● **TASK DESCRIPTION**:
Search the entries for the word "values" and pull out each line that has it.

● **LISTED ENTRIES**:

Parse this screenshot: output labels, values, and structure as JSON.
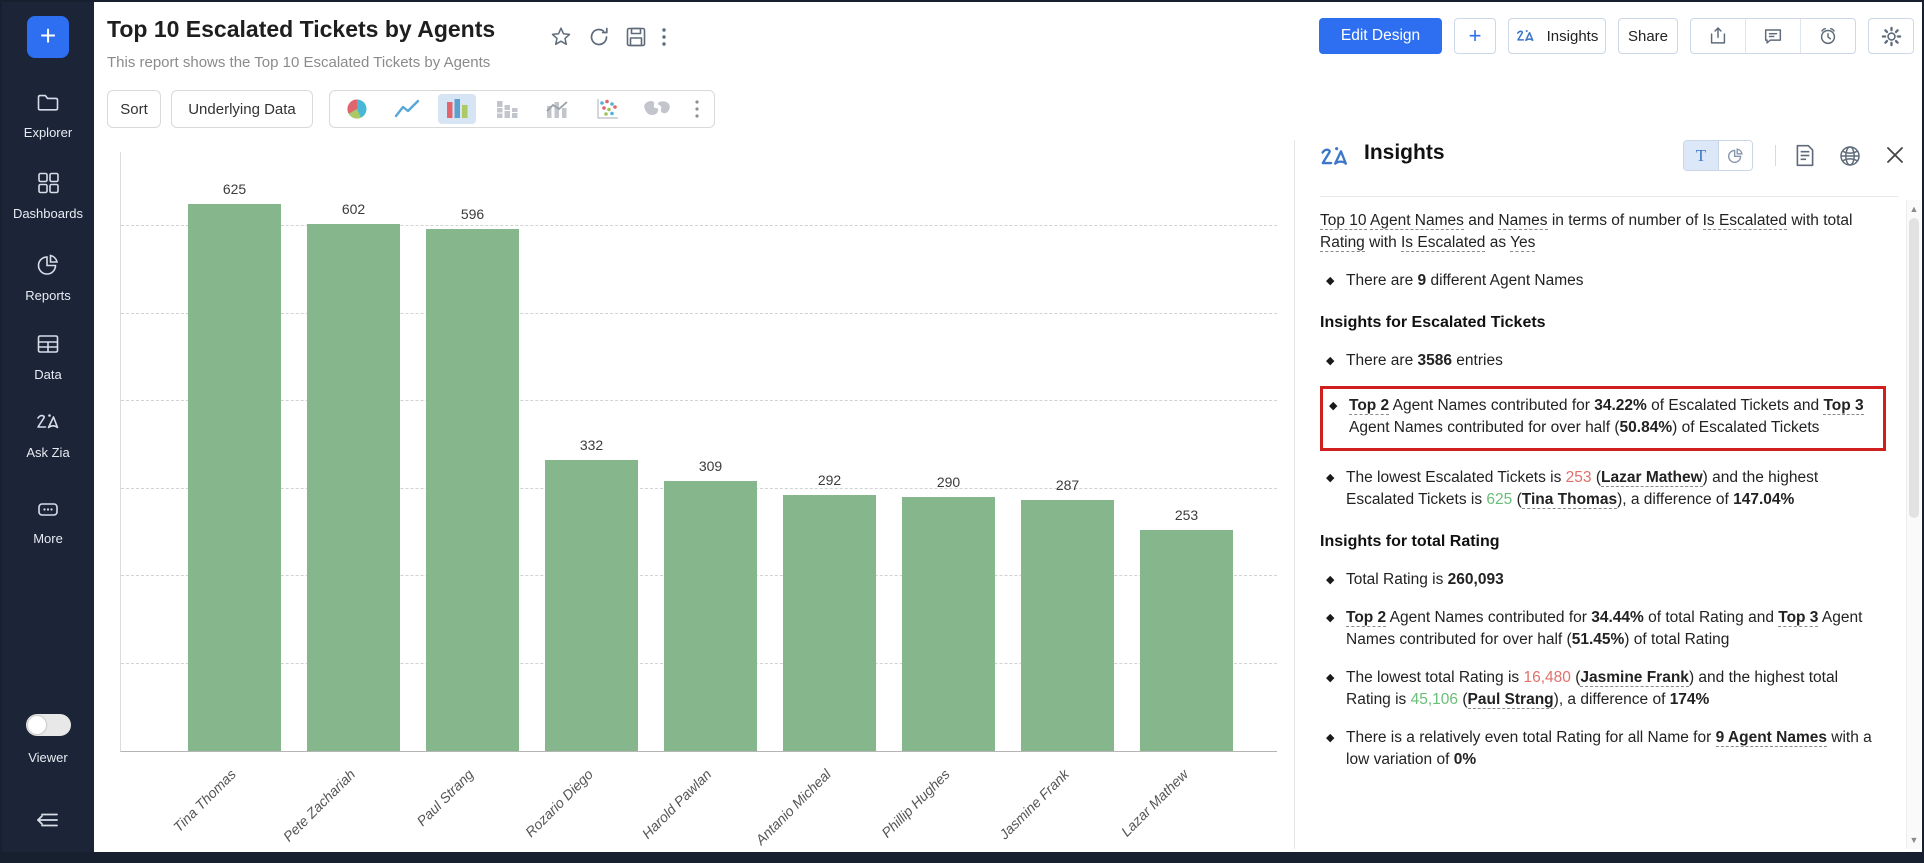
{
  "sidebar": {
    "plus": "+",
    "items": [
      "Explorer",
      "Dashboards",
      "Reports",
      "Data",
      "Ask Zia",
      "More"
    ],
    "viewer_label": "Viewer"
  },
  "header": {
    "title": "Top 10 Escalated Tickets by Agents",
    "subtitle": "This report shows the Top 10 Escalated Tickets by Agents",
    "edit_design": "Edit Design",
    "plus": "+",
    "insights_button": "Insights",
    "share": "Share"
  },
  "toolbar": {
    "sort": "Sort",
    "underlying_data": "Underlying Data"
  },
  "chart_data": {
    "type": "bar",
    "title": "Top 10 Escalated Tickets by Agents",
    "categories": [
      "Tina Thomas",
      "Pete Zachariah",
      "Paul Strang",
      "Rozario Diego",
      "Harold Pawlan",
      "Antanio Micheal",
      "Phillip Hughes",
      "Jasmine Frank",
      "Lazar Mathew"
    ],
    "values": [
      625,
      602,
      596,
      332,
      309,
      292,
      290,
      287,
      253
    ],
    "xlabel": "",
    "ylabel": "",
    "ylim": [
      0,
      685
    ],
    "grid": "horizontal dashed, step 100, no y tick labels",
    "bar_color": "#85b68c",
    "value_labels_shown": true,
    "legend": "none"
  },
  "insights": {
    "title": "Insights",
    "sections": [
      {
        "type": "intro",
        "segments": [
          {
            "t": "Top 10",
            "s": "u"
          },
          {
            "t": " ",
            "s": "n"
          },
          {
            "t": "Agent Names",
            "s": "u"
          },
          {
            "t": " and ",
            "s": "n"
          },
          {
            "t": "Names",
            "s": "u"
          },
          {
            "t": " in terms of number of ",
            "s": "n"
          },
          {
            "t": "Is Escalated",
            "s": "u"
          },
          {
            "t": " with total ",
            "s": "n"
          },
          {
            "t": "Rating",
            "s": "u"
          },
          {
            "t": " with ",
            "s": "n"
          },
          {
            "t": "Is Escalated",
            "s": "u"
          },
          {
            "t": " as ",
            "s": "n"
          },
          {
            "t": "Yes",
            "s": "u"
          }
        ]
      },
      {
        "type": "bullet",
        "segments": [
          {
            "t": "There are ",
            "s": "n"
          },
          {
            "t": "9",
            "s": "b"
          },
          {
            "t": " different Agent Names",
            "s": "n"
          }
        ]
      },
      {
        "type": "heading",
        "text": "Insights for Escalated Tickets"
      },
      {
        "type": "bullet",
        "segments": [
          {
            "t": "There are ",
            "s": "n"
          },
          {
            "t": "3586",
            "s": "b"
          },
          {
            "t": " entries",
            "s": "n"
          }
        ]
      },
      {
        "type": "bullet",
        "highlighted": true,
        "segments": [
          {
            "t": "Top 2",
            "s": "bu"
          },
          {
            "t": " Agent Names contributed for ",
            "s": "n"
          },
          {
            "t": "34.22%",
            "s": "b"
          },
          {
            "t": " of Escalated Tickets and ",
            "s": "n"
          },
          {
            "t": "Top 3",
            "s": "bu"
          },
          {
            "t": " Agent Names contributed for over half (",
            "s": "n"
          },
          {
            "t": "50.84%",
            "s": "b"
          },
          {
            "t": ") of Escalated Tickets",
            "s": "n"
          }
        ]
      },
      {
        "type": "bullet",
        "segments": [
          {
            "t": "The lowest Escalated Tickets is ",
            "s": "n"
          },
          {
            "t": "253",
            "s": "red"
          },
          {
            "t": " (",
            "s": "n"
          },
          {
            "t": "Lazar Mathew",
            "s": "bu"
          },
          {
            "t": ") and the highest Escalated Tickets is ",
            "s": "n"
          },
          {
            "t": "625",
            "s": "green"
          },
          {
            "t": " (",
            "s": "n"
          },
          {
            "t": "Tina Thomas",
            "s": "bu"
          },
          {
            "t": "), a difference of ",
            "s": "n"
          },
          {
            "t": "147.04%",
            "s": "b"
          }
        ]
      },
      {
        "type": "heading",
        "text": "Insights for total Rating"
      },
      {
        "type": "bullet",
        "segments": [
          {
            "t": "Total Rating is ",
            "s": "n"
          },
          {
            "t": "260,093",
            "s": "b"
          }
        ]
      },
      {
        "type": "bullet",
        "segments": [
          {
            "t": "Top 2",
            "s": "bu"
          },
          {
            "t": " Agent Names contributed for ",
            "s": "n"
          },
          {
            "t": "34.44%",
            "s": "b"
          },
          {
            "t": " of total Rating and ",
            "s": "n"
          },
          {
            "t": "Top 3",
            "s": "bu"
          },
          {
            "t": " Agent Names contributed for over half (",
            "s": "n"
          },
          {
            "t": "51.45%",
            "s": "b"
          },
          {
            "t": ") of total Rating",
            "s": "n"
          }
        ]
      },
      {
        "type": "bullet",
        "segments": [
          {
            "t": "The lowest total Rating is ",
            "s": "n"
          },
          {
            "t": "16,480",
            "s": "red"
          },
          {
            "t": " (",
            "s": "n"
          },
          {
            "t": "Jasmine Frank",
            "s": "bu"
          },
          {
            "t": ") and the highest total Rating is ",
            "s": "n"
          },
          {
            "t": "45,106",
            "s": "green"
          },
          {
            "t": " (",
            "s": "n"
          },
          {
            "t": "Paul Strang",
            "s": "bu"
          },
          {
            "t": "), a difference of ",
            "s": "n"
          },
          {
            "t": "174%",
            "s": "b"
          }
        ]
      },
      {
        "type": "bullet",
        "segments": [
          {
            "t": "There is a relatively even total Rating for all Name for ",
            "s": "n"
          },
          {
            "t": "9 Agent Names",
            "s": "bu"
          },
          {
            "t": " with a low variation of ",
            "s": "n"
          },
          {
            "t": "0%",
            "s": "b"
          }
        ]
      }
    ]
  },
  "colors": {
    "accent_blue": "#2d6ff0",
    "bar_green": "#85b68c",
    "low_value_red": "#e0706b",
    "high_value_green": "#6abf77",
    "highlight_border_red": "#cf1f1f",
    "sidebar_bg": "#1b2537"
  }
}
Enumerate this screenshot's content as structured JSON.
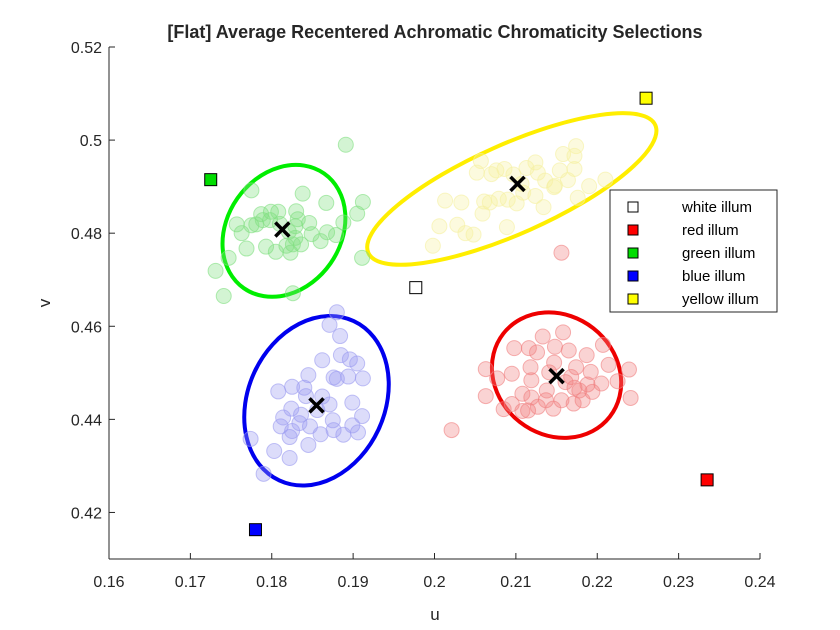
{
  "chart_data": {
    "type": "scatter",
    "title": "[Flat] Average Recentered Achromatic Chromaticity Selections",
    "xlabel": "u",
    "ylabel": "v",
    "xlim": [
      0.16,
      0.24
    ],
    "ylim": [
      0.41,
      0.52
    ],
    "xticks": [
      0.16,
      0.17,
      0.18,
      0.19,
      0.2,
      0.21,
      0.22,
      0.23,
      0.24
    ],
    "yticks": [
      0.42,
      0.44,
      0.46,
      0.48,
      0.5,
      0.52
    ],
    "xtick_labels": [
      "0.16",
      "0.17",
      "0.18",
      "0.19",
      "0.2",
      "0.21",
      "0.22",
      "0.23",
      "0.24"
    ],
    "ytick_labels": [
      "0.42",
      "0.44",
      "0.46",
      "0.48",
      "0.5",
      "0.52"
    ],
    "legend_position": "right",
    "illuminants": [
      {
        "name": "white illum",
        "color": "#ffffff",
        "u": 0.1977,
        "v": 0.4683
      },
      {
        "name": "red illum",
        "color": "#ff0000",
        "u": 0.2335,
        "v": 0.427
      },
      {
        "name": "green illum",
        "color": "#00dd00",
        "u": 0.1725,
        "v": 0.4915
      },
      {
        "name": "blue illum",
        "color": "#0000ff",
        "u": 0.178,
        "v": 0.4163
      },
      {
        "name": "yellow illum",
        "color": "#ffff00",
        "u": 0.226,
        "v": 0.509
      }
    ],
    "clusters": [
      {
        "name": "red",
        "color": "#ee0000",
        "point_color": "#f08080",
        "mean": [
          0.215,
          0.4493
        ],
        "ellipse": {
          "center": [
            0.215,
            0.4495
          ],
          "rx": 0.0083,
          "ry": 0.0128,
          "rotation_deg": 38
        },
        "points": [
          [
            0.2133,
            0.4578
          ],
          [
            0.2158,
            0.4587
          ],
          [
            0.2165,
            0.4548
          ],
          [
            0.2187,
            0.4538
          ],
          [
            0.2098,
            0.4553
          ],
          [
            0.2116,
            0.4553
          ],
          [
            0.2126,
            0.4544
          ],
          [
            0.2063,
            0.4508
          ],
          [
            0.2077,
            0.4488
          ],
          [
            0.2095,
            0.4498
          ],
          [
            0.2118,
            0.4512
          ],
          [
            0.2141,
            0.4501
          ],
          [
            0.2147,
            0.4522
          ],
          [
            0.2174,
            0.4512
          ],
          [
            0.2192,
            0.4502
          ],
          [
            0.2214,
            0.4517
          ],
          [
            0.2207,
            0.456
          ],
          [
            0.2239,
            0.4507
          ],
          [
            0.2225,
            0.4482
          ],
          [
            0.2205,
            0.4477
          ],
          [
            0.2188,
            0.4475
          ],
          [
            0.2172,
            0.4468
          ],
          [
            0.2161,
            0.448
          ],
          [
            0.2138,
            0.4462
          ],
          [
            0.2119,
            0.4447
          ],
          [
            0.2137,
            0.4441
          ],
          [
            0.2156,
            0.4441
          ],
          [
            0.2171,
            0.4434
          ],
          [
            0.2194,
            0.4459
          ],
          [
            0.2182,
            0.4441
          ],
          [
            0.2178,
            0.4462
          ],
          [
            0.2115,
            0.4419
          ],
          [
            0.2146,
            0.4423
          ],
          [
            0.2127,
            0.4427
          ],
          [
            0.2021,
            0.4377
          ],
          [
            0.2156,
            0.4758
          ],
          [
            0.2241,
            0.4446
          ],
          [
            0.2108,
            0.4455
          ],
          [
            0.2095,
            0.4433
          ],
          [
            0.2063,
            0.445
          ],
          [
            0.2085,
            0.4422
          ],
          [
            0.2108,
            0.4418
          ],
          [
            0.2119,
            0.4484
          ],
          [
            0.2148,
            0.4556
          ],
          [
            0.2168,
            0.4491
          ]
        ]
      },
      {
        "name": "green",
        "color": "#00ee00",
        "point_color": "#80e080",
        "mean": [
          0.1813,
          0.4808
        ],
        "ellipse": {
          "center": [
            0.1815,
            0.4805
          ],
          "rx": 0.0086,
          "ry": 0.0122,
          "rotation_deg": -55
        },
        "points": [
          [
            0.1775,
            0.4892
          ],
          [
            0.1787,
            0.4841
          ],
          [
            0.1789,
            0.4828
          ],
          [
            0.1781,
            0.4819
          ],
          [
            0.1798,
            0.4828
          ],
          [
            0.181,
            0.482
          ],
          [
            0.1821,
            0.4803
          ],
          [
            0.183,
            0.4847
          ],
          [
            0.1832,
            0.483
          ],
          [
            0.1829,
            0.4815
          ],
          [
            0.1829,
            0.479
          ],
          [
            0.1826,
            0.4776
          ],
          [
            0.1836,
            0.4776
          ],
          [
            0.1849,
            0.4798
          ],
          [
            0.1868,
            0.4802
          ],
          [
            0.1879,
            0.4796
          ],
          [
            0.1867,
            0.4865
          ],
          [
            0.1891,
            0.499
          ],
          [
            0.1912,
            0.4867
          ],
          [
            0.1905,
            0.4842
          ],
          [
            0.1911,
            0.4747
          ],
          [
            0.1826,
            0.4671
          ],
          [
            0.1741,
            0.4665
          ],
          [
            0.1747,
            0.4747
          ],
          [
            0.1731,
            0.4719
          ],
          [
            0.1775,
            0.4817
          ],
          [
            0.1818,
            0.4773
          ],
          [
            0.1838,
            0.4885
          ],
          [
            0.1793,
            0.4771
          ],
          [
            0.1805,
            0.476
          ],
          [
            0.1769,
            0.4767
          ],
          [
            0.1763,
            0.48
          ],
          [
            0.1799,
            0.4846
          ],
          [
            0.1846,
            0.4822
          ],
          [
            0.186,
            0.4783
          ],
          [
            0.1823,
            0.4758
          ],
          [
            0.1888,
            0.4823
          ],
          [
            0.1757,
            0.4819
          ],
          [
            0.1808,
            0.4846
          ]
        ]
      },
      {
        "name": "blue",
        "color": "#0000ee",
        "point_color": "#9b9bf0",
        "mean": [
          0.1855,
          0.443
        ],
        "ellipse": {
          "center": [
            0.1855,
            0.444
          ],
          "rx": 0.0084,
          "ry": 0.0189,
          "rotation_deg": 25
        },
        "points": [
          [
            0.188,
            0.463
          ],
          [
            0.1871,
            0.4603
          ],
          [
            0.1884,
            0.4579
          ],
          [
            0.1896,
            0.4529
          ],
          [
            0.1905,
            0.452
          ],
          [
            0.1885,
            0.4538
          ],
          [
            0.1862,
            0.4527
          ],
          [
            0.1876,
            0.449
          ],
          [
            0.1894,
            0.4492
          ],
          [
            0.1912,
            0.4488
          ],
          [
            0.1845,
            0.4495
          ],
          [
            0.184,
            0.4468
          ],
          [
            0.1825,
            0.447
          ],
          [
            0.1808,
            0.446
          ],
          [
            0.1842,
            0.445
          ],
          [
            0.1862,
            0.4449
          ],
          [
            0.1871,
            0.4432
          ],
          [
            0.1824,
            0.4423
          ],
          [
            0.1811,
            0.4385
          ],
          [
            0.1825,
            0.4375
          ],
          [
            0.1847,
            0.4385
          ],
          [
            0.186,
            0.4368
          ],
          [
            0.1875,
            0.4398
          ],
          [
            0.1876,
            0.4377
          ],
          [
            0.1888,
            0.4367
          ],
          [
            0.1906,
            0.4372
          ],
          [
            0.1899,
            0.4387
          ],
          [
            0.1822,
            0.4362
          ],
          [
            0.1822,
            0.4317
          ],
          [
            0.1845,
            0.4345
          ],
          [
            0.1774,
            0.4358
          ],
          [
            0.179,
            0.4283
          ],
          [
            0.1899,
            0.4436
          ],
          [
            0.1911,
            0.4407
          ],
          [
            0.188,
            0.4487
          ],
          [
            0.1856,
            0.442
          ],
          [
            0.1836,
            0.441
          ],
          [
            0.1814,
            0.4404
          ],
          [
            0.1803,
            0.4332
          ],
          [
            0.1834,
            0.4392
          ]
        ]
      },
      {
        "name": "yellow",
        "color": "#ffee00",
        "point_color": "#f5f0a0",
        "mean": [
          0.2102,
          0.4906
        ],
        "ellipse": {
          "center": [
            0.2095,
            0.4895
          ],
          "rx": 0.0193,
          "ry": 0.0096,
          "rotation_deg": -24
        },
        "points": [
          [
            0.2174,
            0.4987
          ],
          [
            0.2158,
            0.497
          ],
          [
            0.2172,
            0.4938
          ],
          [
            0.2164,
            0.4914
          ],
          [
            0.2154,
            0.4935
          ],
          [
            0.2124,
            0.4952
          ],
          [
            0.2127,
            0.493
          ],
          [
            0.2113,
            0.494
          ],
          [
            0.2097,
            0.4926
          ],
          [
            0.2086,
            0.4938
          ],
          [
            0.207,
            0.4927
          ],
          [
            0.2057,
            0.4955
          ],
          [
            0.2052,
            0.493
          ],
          [
            0.2124,
            0.488
          ],
          [
            0.2109,
            0.4887
          ],
          [
            0.209,
            0.4872
          ],
          [
            0.2079,
            0.4874
          ],
          [
            0.2068,
            0.4866
          ],
          [
            0.2061,
            0.4868
          ],
          [
            0.2033,
            0.4866
          ],
          [
            0.2013,
            0.487
          ],
          [
            0.2028,
            0.4818
          ],
          [
            0.2048,
            0.4797
          ],
          [
            0.2006,
            0.4815
          ],
          [
            0.1998,
            0.4773
          ],
          [
            0.2134,
            0.4856
          ],
          [
            0.2176,
            0.4876
          ],
          [
            0.219,
            0.4901
          ],
          [
            0.221,
            0.4915
          ],
          [
            0.2148,
            0.4902
          ],
          [
            0.2136,
            0.4913
          ],
          [
            0.2101,
            0.4864
          ],
          [
            0.2089,
            0.4813
          ],
          [
            0.2107,
            0.4906
          ],
          [
            0.2076,
            0.4935
          ],
          [
            0.2147,
            0.4899
          ],
          [
            0.2038,
            0.48
          ],
          [
            0.2172,
            0.4966
          ],
          [
            0.2059,
            0.4842
          ]
        ]
      }
    ]
  }
}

● **SOLUTION TO THIS PROBLEM**:
Parse this screenshot: output labels, values, and structure as JSON.
    "values": [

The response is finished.